What the task asks:
Give a verbatim quotation of every record.

(Stored data)
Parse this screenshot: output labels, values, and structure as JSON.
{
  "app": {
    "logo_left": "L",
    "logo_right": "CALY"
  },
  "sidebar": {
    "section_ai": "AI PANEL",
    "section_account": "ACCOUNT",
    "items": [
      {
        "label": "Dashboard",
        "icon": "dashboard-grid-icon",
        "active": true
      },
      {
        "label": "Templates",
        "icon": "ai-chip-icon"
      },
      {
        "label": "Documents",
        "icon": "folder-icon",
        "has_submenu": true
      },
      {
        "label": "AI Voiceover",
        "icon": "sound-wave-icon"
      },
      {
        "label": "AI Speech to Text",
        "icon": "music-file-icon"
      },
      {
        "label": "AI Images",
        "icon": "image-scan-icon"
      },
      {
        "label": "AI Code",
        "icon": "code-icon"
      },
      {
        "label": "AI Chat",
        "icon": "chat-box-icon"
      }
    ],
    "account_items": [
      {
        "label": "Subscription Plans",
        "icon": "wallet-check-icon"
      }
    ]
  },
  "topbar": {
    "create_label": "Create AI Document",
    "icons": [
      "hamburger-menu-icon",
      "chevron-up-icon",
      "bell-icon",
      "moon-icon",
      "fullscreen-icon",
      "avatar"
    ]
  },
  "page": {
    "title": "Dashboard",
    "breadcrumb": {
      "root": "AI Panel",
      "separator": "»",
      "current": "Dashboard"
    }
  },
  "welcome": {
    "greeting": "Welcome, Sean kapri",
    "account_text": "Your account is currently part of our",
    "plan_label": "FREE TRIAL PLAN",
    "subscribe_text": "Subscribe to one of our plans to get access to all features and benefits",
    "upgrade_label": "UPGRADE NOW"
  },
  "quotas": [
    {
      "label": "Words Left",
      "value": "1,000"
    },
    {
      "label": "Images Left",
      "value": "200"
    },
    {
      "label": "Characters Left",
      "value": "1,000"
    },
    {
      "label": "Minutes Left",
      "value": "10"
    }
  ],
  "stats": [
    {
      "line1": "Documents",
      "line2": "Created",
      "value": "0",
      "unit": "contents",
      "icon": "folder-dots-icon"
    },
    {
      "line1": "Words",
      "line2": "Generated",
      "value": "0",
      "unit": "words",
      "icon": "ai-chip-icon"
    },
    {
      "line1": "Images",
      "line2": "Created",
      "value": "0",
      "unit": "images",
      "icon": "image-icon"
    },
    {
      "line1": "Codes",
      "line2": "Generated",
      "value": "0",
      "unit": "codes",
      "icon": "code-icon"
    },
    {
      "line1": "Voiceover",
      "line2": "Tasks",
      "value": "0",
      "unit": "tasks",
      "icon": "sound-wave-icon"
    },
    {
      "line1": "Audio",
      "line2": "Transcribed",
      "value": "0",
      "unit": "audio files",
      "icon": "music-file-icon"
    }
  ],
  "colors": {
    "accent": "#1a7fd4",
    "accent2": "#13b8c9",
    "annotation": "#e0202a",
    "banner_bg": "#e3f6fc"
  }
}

Solution to this task:
Parse this screenshot: output labels, values, and structure as JSON.
{
  "app": {
    "logo_left": "L",
    "logo_right": "CALY"
  },
  "sidebar": {
    "section_ai": "AI PANEL",
    "section_account": "ACCOUNT",
    "items": [
      {
        "label": "Dashboard",
        "icon": "dashboard-grid-icon",
        "active": true
      },
      {
        "label": "Templates",
        "icon": "ai-chip-icon"
      },
      {
        "label": "Documents",
        "icon": "folder-icon",
        "has_submenu": true
      },
      {
        "label": "AI Voiceover",
        "icon": "sound-wave-icon"
      },
      {
        "label": "AI Speech to Text",
        "icon": "music-file-icon"
      },
      {
        "label": "AI Images",
        "icon": "image-scan-icon"
      },
      {
        "label": "AI Code",
        "icon": "code-icon"
      },
      {
        "label": "AI Chat",
        "icon": "chat-box-icon"
      }
    ],
    "account_items": [
      {
        "label": "Subscription Plans",
        "icon": "wallet-check-icon"
      }
    ]
  },
  "topbar": {
    "create_label": "Create AI Document",
    "icons": [
      "hamburger-menu-icon",
      "chevron-up-icon",
      "bell-icon",
      "moon-icon",
      "fullscreen-icon",
      "avatar"
    ]
  },
  "page": {
    "title": "Dashboard",
    "breadcrumb": {
      "root": "AI Panel",
      "separator": "»",
      "current": "Dashboard"
    }
  },
  "welcome": {
    "greeting": "Welcome, Sean kapri",
    "account_text": "Your account is currently part of our",
    "plan_label": "FREE TRIAL PLAN",
    "subscribe_text": "Subscribe to one of our plans to get access to all features and benefits",
    "upgrade_label": "UPGRADE NOW"
  },
  "quotas": [
    {
      "label": "Words Left",
      "value": "1,000"
    },
    {
      "label": "Images Left",
      "value": "200"
    },
    {
      "label": "Characters Left",
      "value": "1,000"
    },
    {
      "label": "Minutes Left",
      "value": "10"
    }
  ],
  "stats": [
    {
      "line1": "Documents",
      "line2": "Created",
      "value": "0",
      "unit": "contents",
      "icon": "folder-dots-icon"
    },
    {
      "line1": "Words",
      "line2": "Generated",
      "value": "0",
      "unit": "words",
      "icon": "ai-chip-icon"
    },
    {
      "line1": "Images",
      "line2": "Created",
      "value": "0",
      "unit": "images",
      "icon": "image-icon"
    },
    {
      "line1": "Codes",
      "line2": "Generated",
      "value": "0",
      "unit": "codes",
      "icon": "code-icon"
    },
    {
      "line1": "Voiceover",
      "line2": "Tasks",
      "value": "0",
      "unit": "tasks",
      "icon": "sound-wave-icon"
    },
    {
      "line1": "Audio",
      "line2": "Transcribed",
      "value": "0",
      "unit": "audio files",
      "icon": "music-file-icon"
    }
  ],
  "colors": {
    "accent": "#1a7fd4",
    "accent2": "#13b8c9",
    "annotation": "#e0202a",
    "banner_bg": "#e3f6fc"
  }
}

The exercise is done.